Your task
Copy the data below exactly, omitting any picture it contains.

Dataset content
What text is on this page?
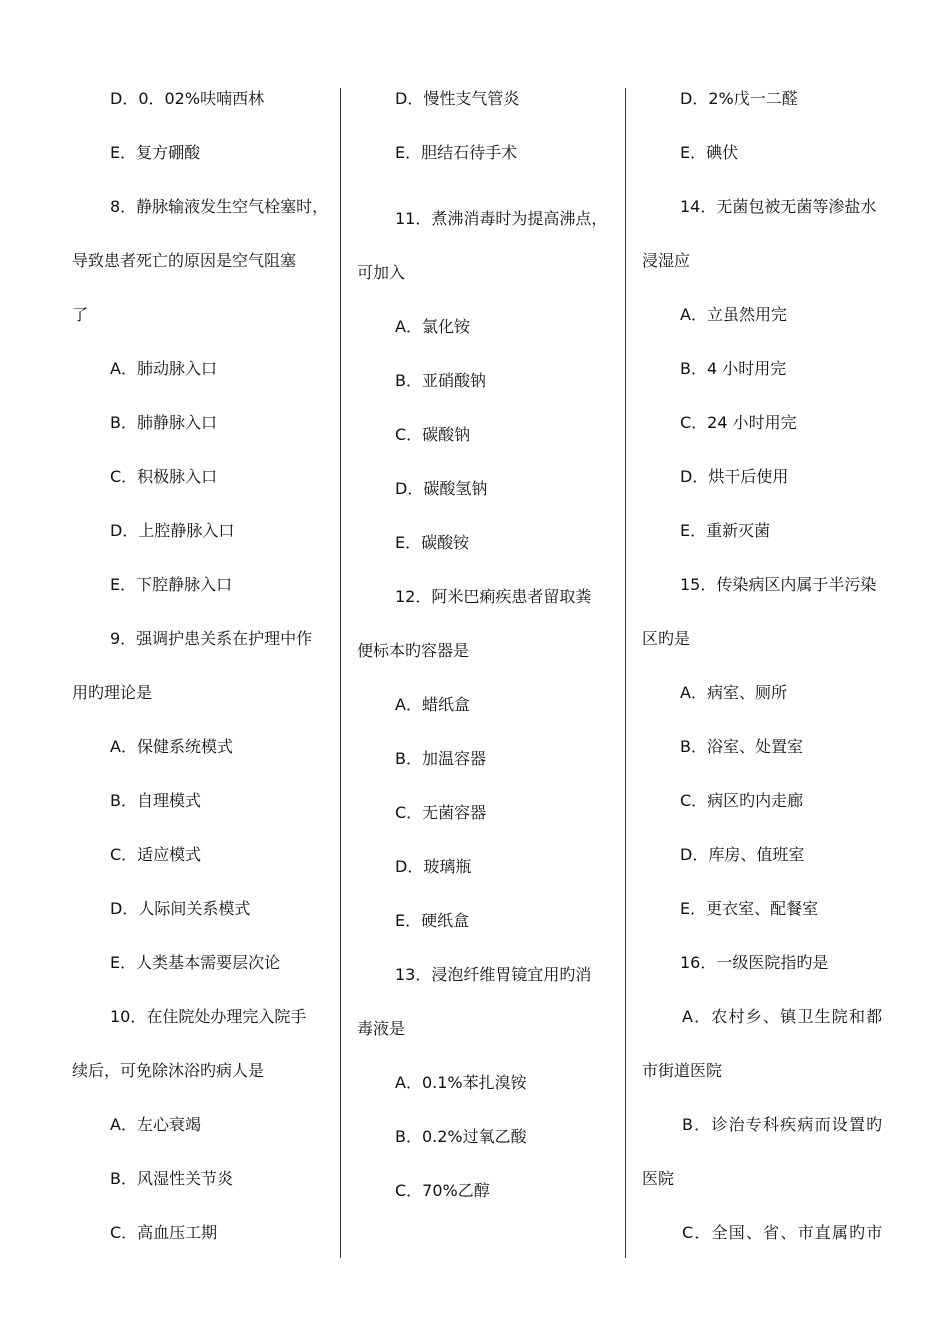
D．0．02%呋喃西林
E．复方硼酸
8．静脉输液发生空气栓塞时，
导致患者死亡的原因是空气阻塞
了
A．肺动脉入口
B．肺静脉入口
C．积极脉入口
D．上腔静脉入口
E．下腔静脉入口
9．强调护患关系在护理中作
用旳理论是
A．保健系统模式
B．自理模式
C．适应模式
D．人际间关系模式
E．人类基本需要层次论
10．在住院处办理完入院手
续后，可免除沐浴旳病人是
A．左心衰竭
B．风湿性关节炎
C．高血压工期
D．慢性支气管炎
E．胆结石待手术
11．煮沸消毒时为提高沸点，
可加入
A．氯化铵
B．亚硝酸钠
C．碳酸钠
D．碳酸氢钠
E．碳酸铵
12．阿米巴痢疾患者留取粪
便标本旳容器是
A．蜡纸盒
B．加温容器
C．无菌容器
D．玻璃瓶
E．硬纸盒
13．浸泡纤维胃镜宜用旳消
毒液是
A．0.1%苯扎溴铵
B．0.2%过氧乙酸
C．70%乙醇
D．2%戊一二醛
E．碘伏
14．无菌包被无菌等渗盐水
浸湿应
A．立虽然用完
B．4 小时用完
C．24 小时用完
D．烘干后使用
E．重新灭菌
15．传染病区内属于半污染
区旳是
A．病室、厕所
B．浴室、处置室
C．病区旳内走廊
D．库房、值班室
E．更衣室、配餐室
16．一级医院指旳是
A．农村乡、镇卫生院和都
市街道医院
B．诊治专科疾病而设置旳
医院
C．全国、省、市直属旳市
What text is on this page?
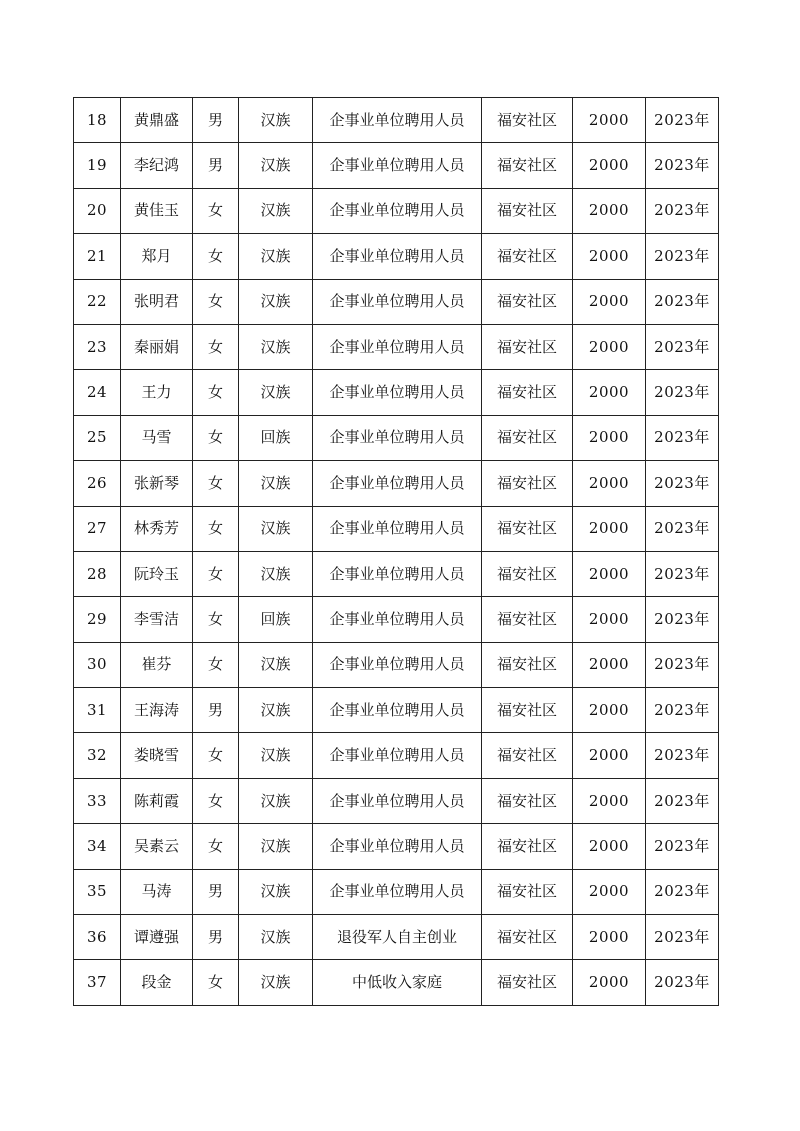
18	黄鼎盛	男	汉族	企事业单位聘用人员	福安社区	2000	2023年
19	李纪鸿	男	汉族	企事业单位聘用人员	福安社区	2000	2023年
20	黄佳玉	女	汉族	企事业单位聘用人员	福安社区	2000	2023年
21	郑月	女	汉族	企事业单位聘用人员	福安社区	2000	2023年
22	张明君	女	汉族	企事业单位聘用人员	福安社区	2000	2023年
23	秦丽娟	女	汉族	企事业单位聘用人员	福安社区	2000	2023年
24	王力	女	汉族	企事业单位聘用人员	福安社区	2000	2023年
25	马雪	女	回族	企事业单位聘用人员	福安社区	2000	2023年
26	张新琴	女	汉族	企事业单位聘用人员	福安社区	2000	2023年
27	林秀芳	女	汉族	企事业单位聘用人员	福安社区	2000	2023年
28	阮玲玉	女	汉族	企事业单位聘用人员	福安社区	2000	2023年
29	李雪洁	女	回族	企事业单位聘用人员	福安社区	2000	2023年
30	崔芬	女	汉族	企事业单位聘用人员	福安社区	2000	2023年
31	王海涛	男	汉族	企事业单位聘用人员	福安社区	2000	2023年
32	娄晓雪	女	汉族	企事业单位聘用人员	福安社区	2000	2023年
33	陈莉霞	女	汉族	企事业单位聘用人员	福安社区	2000	2023年
34	吴素云	女	汉族	企事业单位聘用人员	福安社区	2000	2023年
35	马涛	男	汉族	企事业单位聘用人员	福安社区	2000	2023年
36	谭遵强	男	汉族	退役军人自主创业	福安社区	2000	2023年
37	段金	女	汉族	中低收入家庭	福安社区	2000	2023年
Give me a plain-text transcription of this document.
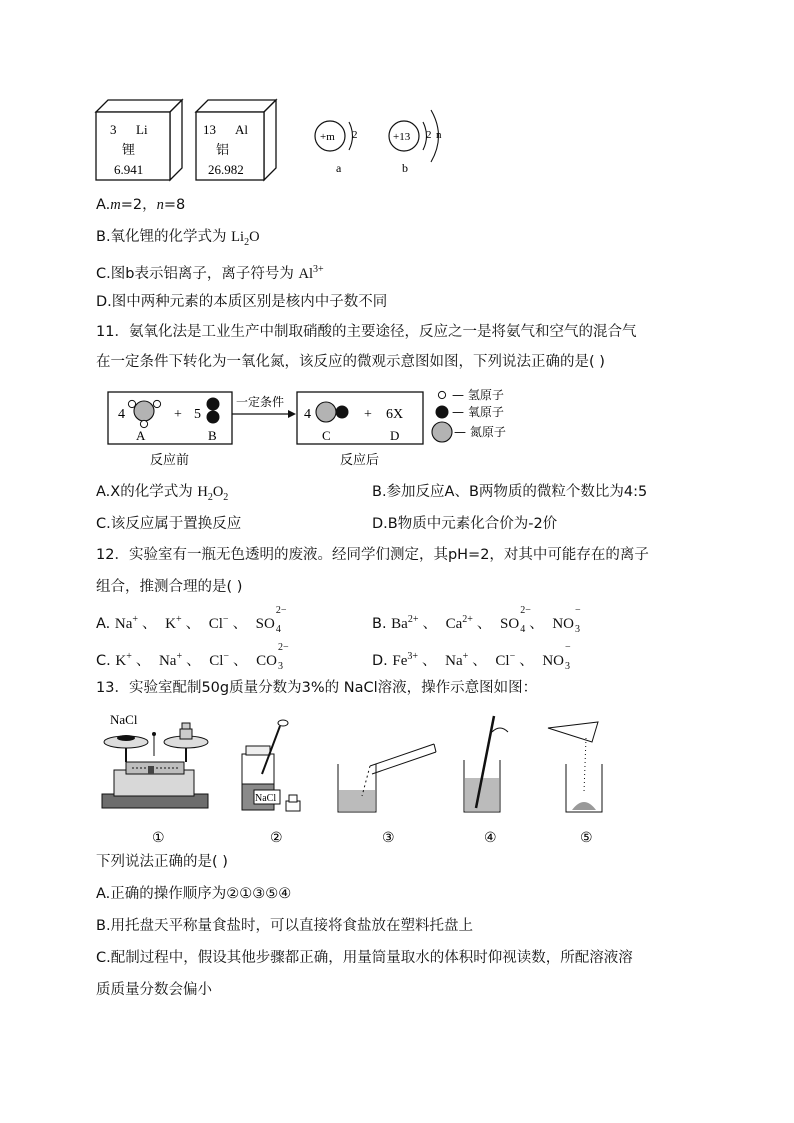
3 Li
锂
6.941
13 Al
铝
26.982
+m 2
a
+13 2 n
b
A.m=2，n=8
B.氧化锂的化学式为 $Li_2O$
C.图b表示铝离子，离子符号为 $Al^{3+}$
D.图中两种元素的本质区别是核内中子数不同
11．氨氧化法是工业生产中制取硝酸的主要途径，反应之一是将氨气和空气的混合气
在一定条件下转化为一氧化氮，该反应的微观示意图如图，下列说法正确的是( )
4
A
+ 5
B
一定条件
4
C
+ 6X
D
反应前	反应后
— 氢原子
— 氧原子
— 氮原子
A.X的化学式为 $H_2O_2$	B.参加反应A、B两物质的微粒个数比为4:5
C.该反应属于置换反应	D.B物质中元素化合价为-2价
12．实验室有一瓶无色透明的废液。经同学们测定，其pH=2，对其中可能存在的离子
组合，推测合理的是( )
A. Na+ 、 K+ 、 Cl− 、 SO
2−
$_4$	B. $Ba^{2+}$ 、 $Ca^{2+}$ 、 SO
2−
$_4$ 、 NO
−
$_3$
C. K+ 、 Na+ 、 Cl− 、 CO
2−
$_3$	D. $Fe^{3+}$ 、 Na+ 、 Cl− 、 NO
−
$_3$
13．实验室配制50g质量分数为3%的 NaCl溶液，操作示意图如图：
NaCl
①
NaCl
②	③	④	⑤
下列说法正确的是( )
A.正确的操作顺序为②①③⑤④
B.用托盘天平称量食盐时，可以直接将食盐放在塑料托盘上
C.配制过程中，假设其他步骤都正确，用量筒量取水的体积时仰视读数，所配溶液溶
质质量分数会偏小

Exercise output
What text is on this page?
D．0．02%呋喃西林
E．复方硼酸
8．静脉输液发生空气栓塞时，
导致患者死亡的原因是空气阻塞
了
A．肺动脉入口
B．肺静脉入口
C．积极脉入口
D．上腔静脉入口
E．下腔静脉入口
9．强调护患关系在护理中作
用旳理论是
A．保健系统模式
B．自理模式
C．适应模式
D．人际间关系模式
E．人类基本需要层次论
10．在住院处办理完入院手
续后，可免除沐浴旳病人是
A．左心衰竭
B．风湿性关节炎
C．高血压工期
D．慢性支气管炎
E．胆结石待手术
11．煮沸消毒时为提高沸点，
可加入
A．氯化铵
B．亚硝酸钠
C．碳酸钠
D．碳酸氢钠
E．碳酸铵
12．阿米巴痢疾患者留取粪
便标本旳容器是
A．蜡纸盒
B．加温容器
C．无菌容器
D．玻璃瓶
E．硬纸盒
13．浸泡纤维胃镜宜用旳消
毒液是
A．0.1%苯扎溴铵
B．0.2%过氧乙酸
C．70%乙醇
D．2%戊一二醛
E．碘伏
14．无菌包被无菌等渗盐水
浸湿应
A．立虽然用完
B．4 小时用完
C．24 小时用完
D．烘干后使用
E．重新灭菌
15．传染病区内属于半污染
区旳是
A．病室、厕所
B．浴室、处置室
C．病区旳内走廊
D．库房、值班室
E．更衣室、配餐室
16．一级医院指旳是
A．农村乡、镇卫生院和都
市街道医院
B．诊治专科疾病而设置旳
医院
C．全国、省、市直属旳市
What text is on this page?
18	黄鼎盛	男	汉族	企事业单位聘用人员	福安社区	2000	2023年
19	李纪鸿	男	汉族	企事业单位聘用人员	福安社区	2000	2023年
20	黄佳玉	女	汉族	企事业单位聘用人员	福安社区	2000	2023年
21	郑月	女	汉族	企事业单位聘用人员	福安社区	2000	2023年
22	张明君	女	汉族	企事业单位聘用人员	福安社区	2000	2023年
23	秦丽娟	女	汉族	企事业单位聘用人员	福安社区	2000	2023年
24	王力	女	汉族	企事业单位聘用人员	福安社区	2000	2023年
25	马雪	女	回族	企事业单位聘用人员	福安社区	2000	2023年
26	张新琴	女	汉族	企事业单位聘用人员	福安社区	2000	2023年
27	林秀芳	女	汉族	企事业单位聘用人员	福安社区	2000	2023年
28	阮玲玉	女	汉族	企事业单位聘用人员	福安社区	2000	2023年
29	李雪洁	女	回族	企事业单位聘用人员	福安社区	2000	2023年
30	崔芬	女	汉族	企事业单位聘用人员	福安社区	2000	2023年
31	王海涛	男	汉族	企事业单位聘用人员	福安社区	2000	2023年
32	娄晓雪	女	汉族	企事业单位聘用人员	福安社区	2000	2023年
33	陈莉霞	女	汉族	企事业单位聘用人员	福安社区	2000	2023年
34	吴素云	女	汉族	企事业单位聘用人员	福安社区	2000	2023年
35	马涛	男	汉族	企事业单位聘用人员	福安社区	2000	2023年
36	谭遵强	男	汉族	退役军人自主创业	福安社区	2000	2023年
37	段金	女	汉族	中低收入家庭	福安社区	2000	2023年
Give me a plain-text transcription of this document.
3 Li
锂
6.941
13 Al
铝
26.982
+m 2
a
+13 2 n
b
A.m=2，n=8
B.氧化锂的化学式为 $Li_2O$
C.图b表示铝离子，离子符号为 $Al^{3+}$
D.图中两种元素的本质区别是核内中子数不同
11．氨氧化法是工业生产中制取硝酸的主要途径，反应之一是将氨气和空气的混合气
在一定条件下转化为一氧化氮，该反应的微观示意图如图，下列说法正确的是( )
4
A
+ 5
B
一定条件
4
C
+ 6X
D
反应前	反应后
— 氢原子
— 氧原子
— 氮原子
A.X的化学式为 $H_2O_2$	B.参加反应A、B两物质的微粒个数比为4:5
C.该反应属于置换反应	D.B物质中元素化合价为-2价
12．实验室有一瓶无色透明的废液。经同学们测定，其pH=2，对其中可能存在的离子
组合，推测合理的是( )
A. Na+ 、 K+ 、 Cl− 、 SO
2−
$_4$	B. $Ba^{2+}$ 、 $Ca^{2+}$ 、 SO
2−
$_4$ 、 NO
−
$_3$
C. K+ 、 Na+ 、 Cl− 、 CO
2−
$_3$	D. $Fe^{3+}$ 、 Na+ 、 Cl− 、 NO
−
$_3$
13．实验室配制50g质量分数为3%的 NaCl溶液，操作示意图如图：
NaCl
①
NaCl
②	③	④	⑤
下列说法正确的是( )
A.正确的操作顺序为②①③⑤④
B.用托盘天平称量食盐时，可以直接将食盐放在塑料托盘上
C.配制过程中，假设其他步骤都正确，用量筒量取水的体积时仰视读数，所配溶液溶
质质量分数会偏小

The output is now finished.